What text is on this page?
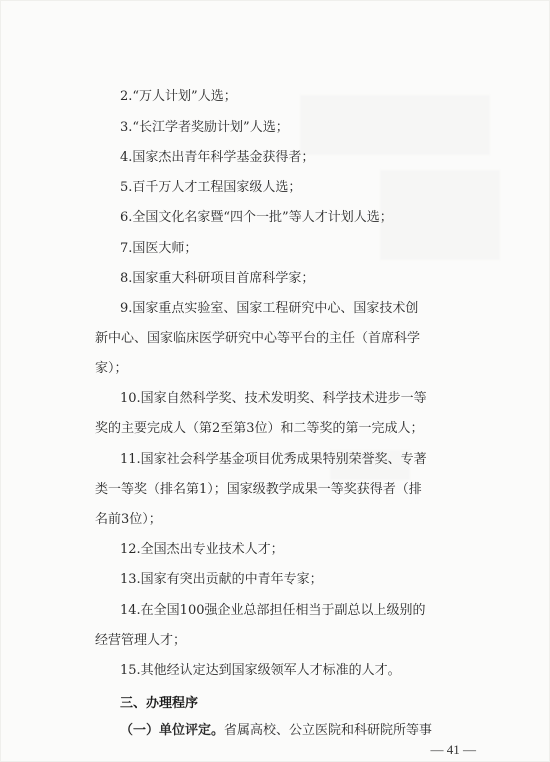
2.“万人计划”人选；
3.“长江学者奖励计划”人选；
4.国家杰出青年科学基金获得者；
5.百千万人才工程国家级人选；
6.全国文化名家暨“四个一批”等人才计划人选；
7.国医大师；
8.国家重大科研项目首席科学家；
9.国家重点实验室、国家工程研究中心、国家技术创
新中心、国家临床医学研究中心等平台的主任（首席科学
家）；
10.国家自然科学奖、技术发明奖、科学技术进步一等
奖的主要完成人（第2至第3位）和二等奖的第一完成人；
11.国家社会科学基金项目优秀成果特别荣誉奖、专著
类一等奖（排名第1）；国家级教学成果一等奖获得者（排
名前3位）；
12.全国杰出专业技术人才；
13.国家有突出贡献的中青年专家；
14.在全国100强企业总部担任相当于副总以上级别的
经营管理人才；
15.其他经认定达到国家级领军人才标准的人才。
三、办理程序
（一）单位评定。省属高校、公立医院和科研院所等事
— 41 —
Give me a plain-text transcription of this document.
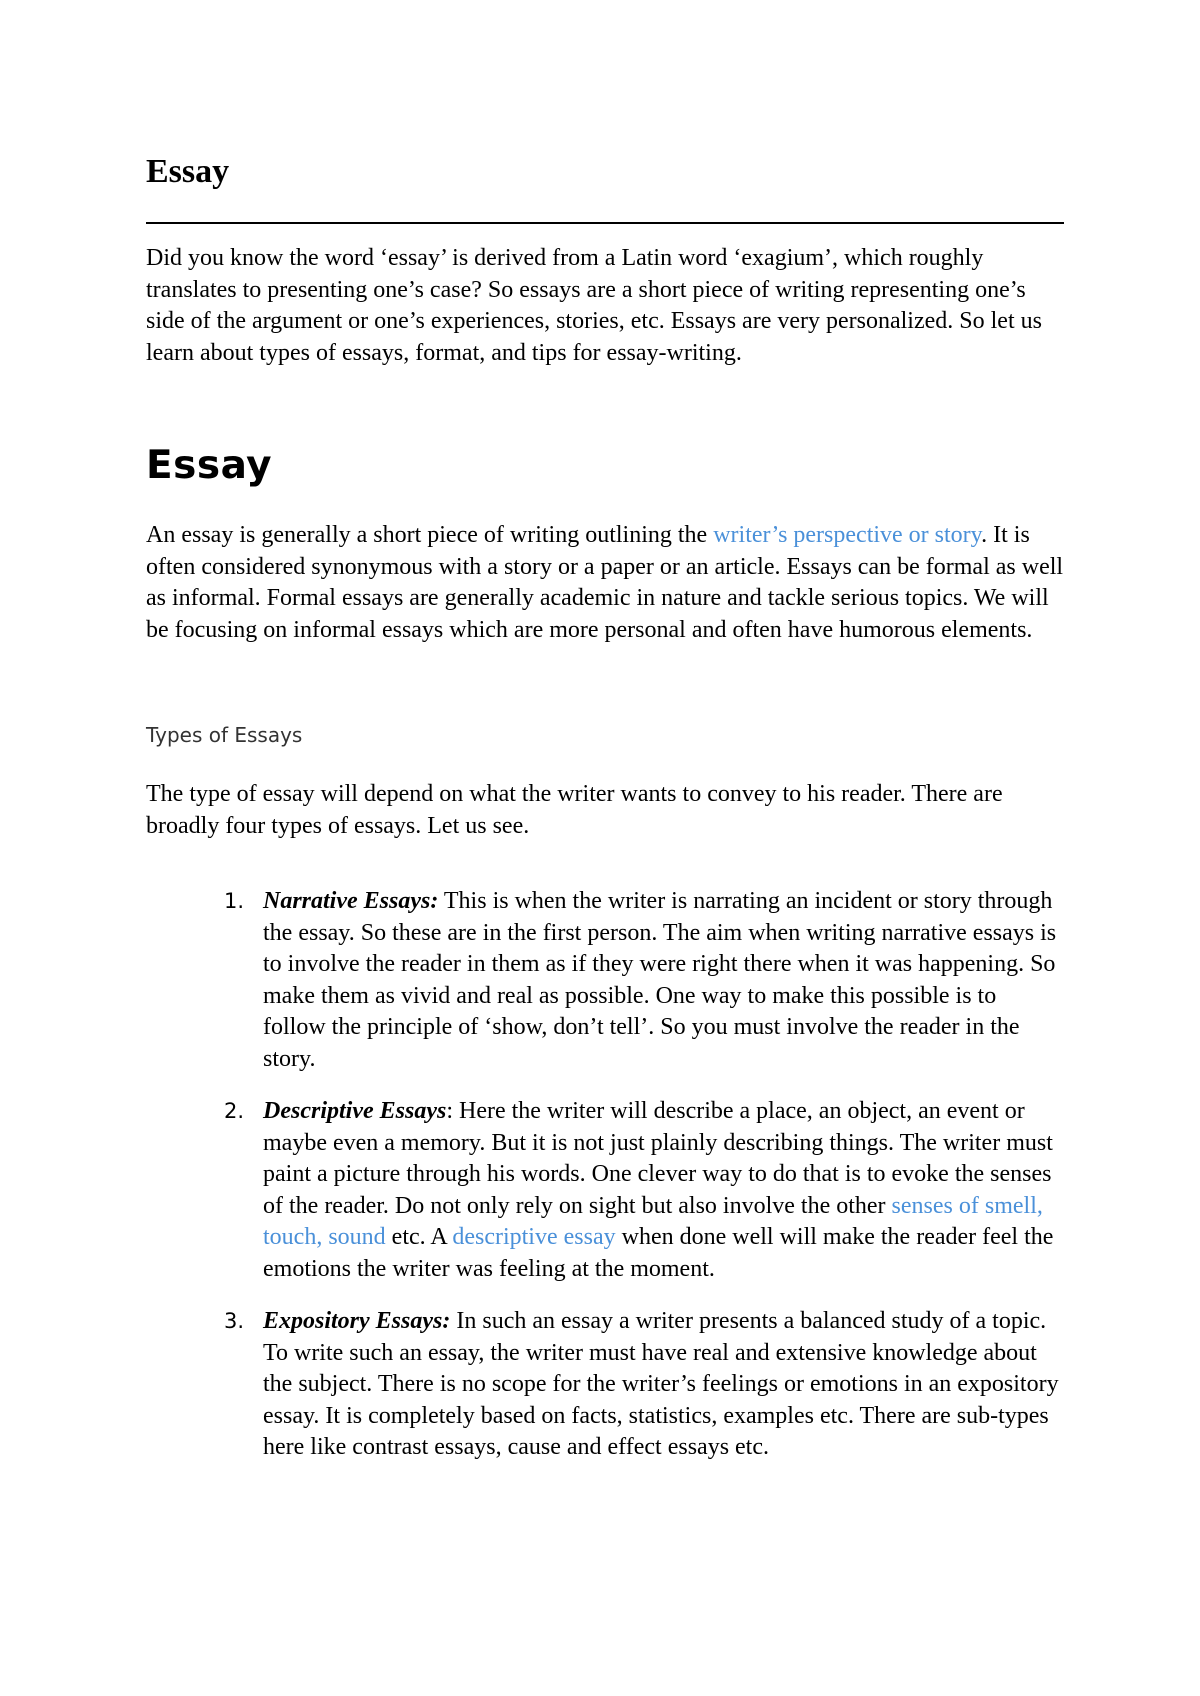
Essay

Did you know the word ‘essay’ is derived from a Latin word ‘exagium’, which roughly translates to presenting one’s case? So essays are a short piece of writing representing one’s side of the argument or one’s experiences, stories, etc. Essays are very personalized. So let us learn about types of essays, format, and tips for essay-writing.

Essay

An essay is generally a short piece of writing outlining the writer’s perspective or story. It is often considered synonymous with a story or a paper or an article. Essays can be formal as well as informal. Formal essays are generally academic in nature and tackle serious topics. We will be focusing on informal essays which are more personal and often have humorous elements.

Types of Essays

The type of essay will depend on what the writer wants to convey to his reader. There are broadly four types of essays. Let us see.

1. Narrative Essays: This is when the writer is narrating an incident or story through the essay. So these are in the first person. The aim when writing narrative essays is to involve the reader in them as if they were right there when it was happening. So make them as vivid and real as possible. One way to make this possible is to follow the principle of ‘show, don’t tell’. So you must involve the reader in the story.
2. Descriptive Essays: Here the writer will describe a place, an object, an event or maybe even a memory. But it is not just plainly describing things. The writer must paint a picture through his words. One clever way to do that is to evoke the senses of the reader. Do not only rely on sight but also involve the other senses of smell, touch, sound etc. A descriptive essay when done well will make the reader feel the emotions the writer was feeling at the moment.
3. Expository Essays: In such an essay a writer presents a balanced study of a topic. To write such an essay, the writer must have real and extensive knowledge about the subject. There is no scope for the writer’s feelings or emotions in an expository essay. It is completely based on facts, statistics, examples etc. There are sub-types here like contrast essays, cause and effect essays etc.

::::

What needs to be done » Restate every record exactly, please; do not copy the pictures.

Full response »
What text is on this page?
2.“万人计划”人选；
3.“长江学者奖励计划”人选；
4.国家杰出青年科学基金获得者；
5.百千万人才工程国家级人选；
6.全国文化名家暨“四个一批”等人才计划人选；
7.国医大师；
8.国家重大科研项目首席科学家；
9.国家重点实验室、国家工程研究中心、国家技术创
新中心、国家临床医学研究中心等平台的主任（首席科学
家）；
10.国家自然科学奖、技术发明奖、科学技术进步一等
奖的主要完成人（第2至第3位）和二等奖的第一完成人；
11.国家社会科学基金项目优秀成果特别荣誉奖、专著
类一等奖（排名第1）；国家级教学成果一等奖获得者（排
名前3位）；
12.全国杰出专业技术人才；
13.国家有突出贡献的中青年专家；
14.在全国100强企业总部担任相当于副总以上级别的
经营管理人才；
15.其他经认定达到国家级领军人才标准的人才。
三、办理程序
（一）单位评定。省属高校、公立医院和科研院所等事
— 41 —
Give me a plain-text transcription of this document.
Essay

Did you know the word ‘essay’ is derived from a Latin word ‘exagium’, which roughly translates to presenting one’s case? So essays are a short piece of writing representing one’s side of the argument or one’s experiences, stories, etc. Essays are very personalized. So let us learn about types of essays, format, and tips for essay-writing.

Essay

An essay is generally a short piece of writing outlining the writer’s perspective or story. It is often considered synonymous with a story or a paper or an article. Essays can be formal as well as informal. Formal essays are generally academic in nature and tackle serious topics. We will be focusing on informal essays which are more personal and often have humorous elements.

Types of Essays

The type of essay will depend on what the writer wants to convey to his reader. There are broadly four types of essays. Let us see.

1. Narrative Essays: This is when the writer is narrating an incident or story through the essay. So these are in the first person. The aim when writing narrative essays is to involve the reader in them as if they were right there when it was happening. So make them as vivid and real as possible. One way to make this possible is to follow the principle of ‘show, don’t tell’. So you must involve the reader in the story.
2. Descriptive Essays: Here the writer will describe a place, an object, an event or maybe even a memory. But it is not just plainly describing things. The writer must paint a picture through his words. One clever way to do that is to evoke the senses of the reader. Do not only rely on sight but also involve the other senses of smell, touch, sound etc. A descriptive essay when done well will make the reader feel the emotions the writer was feeling at the moment.
3. Expository Essays: In such an essay a writer presents a balanced study of a topic. To write such an essay, the writer must have real and extensive knowledge about the subject. There is no scope for the writer’s feelings or emotions in an expository essay. It is completely based on facts, statistics, examples etc. There are sub-types here like contrast essays, cause and effect essays etc.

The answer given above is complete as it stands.